Omit the images. Copy each entry word for word.

● ● ●

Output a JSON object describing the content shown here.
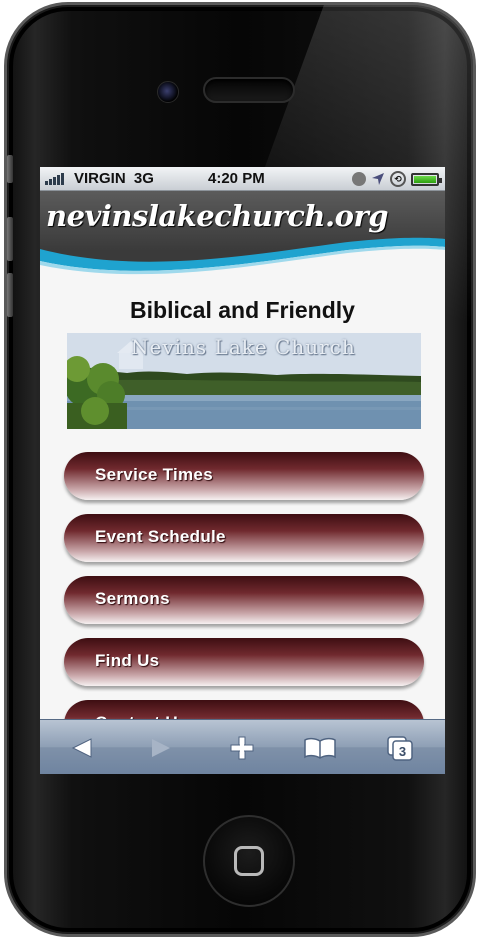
{
  "status_bar": {
    "carrier": "VIRGIN",
    "network": "3G",
    "time": "4:20 PM"
  },
  "site": {
    "title": "nevinslakechurch.org",
    "tagline": "Biblical and Friendly",
    "banner_text": "Nevins Lake Church"
  },
  "nav": {
    "items": [
      {
        "label": "Service Times"
      },
      {
        "label": "Event Schedule"
      },
      {
        "label": "Sermons"
      },
      {
        "label": "Find Us"
      },
      {
        "label": "Contact Us"
      }
    ]
  },
  "toolbar": {
    "tabs_count": "3",
    "icons": [
      "back-icon",
      "forward-icon",
      "add-icon",
      "bookmarks-icon",
      "tabs-icon"
    ]
  },
  "colors": {
    "button_dark": "#3e0e12",
    "button_mid": "#70292e",
    "header_bg": "#4a4a4a",
    "wave_blue": "#1fa3cf",
    "toolbar_blue": "#8e9fb5"
  }
}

● ● ●

Task answer:
Output a JSON object describing the content shown here.
{
  "status_bar": {
    "carrier": "VIRGIN",
    "network": "3G",
    "time": "4:20 PM"
  },
  "site": {
    "title": "nevinslakechurch.org",
    "tagline": "Biblical and Friendly",
    "banner_text": "Nevins Lake Church"
  },
  "nav": {
    "items": [
      {
        "label": "Service Times"
      },
      {
        "label": "Event Schedule"
      },
      {
        "label": "Sermons"
      },
      {
        "label": "Find Us"
      },
      {
        "label": "Contact Us"
      }
    ]
  },
  "toolbar": {
    "tabs_count": "3",
    "icons": [
      "back-icon",
      "forward-icon",
      "add-icon",
      "bookmarks-icon",
      "tabs-icon"
    ]
  },
  "colors": {
    "button_dark": "#3e0e12",
    "button_mid": "#70292e",
    "header_bg": "#4a4a4a",
    "wave_blue": "#1fa3cf",
    "toolbar_blue": "#8e9fb5"
  }
}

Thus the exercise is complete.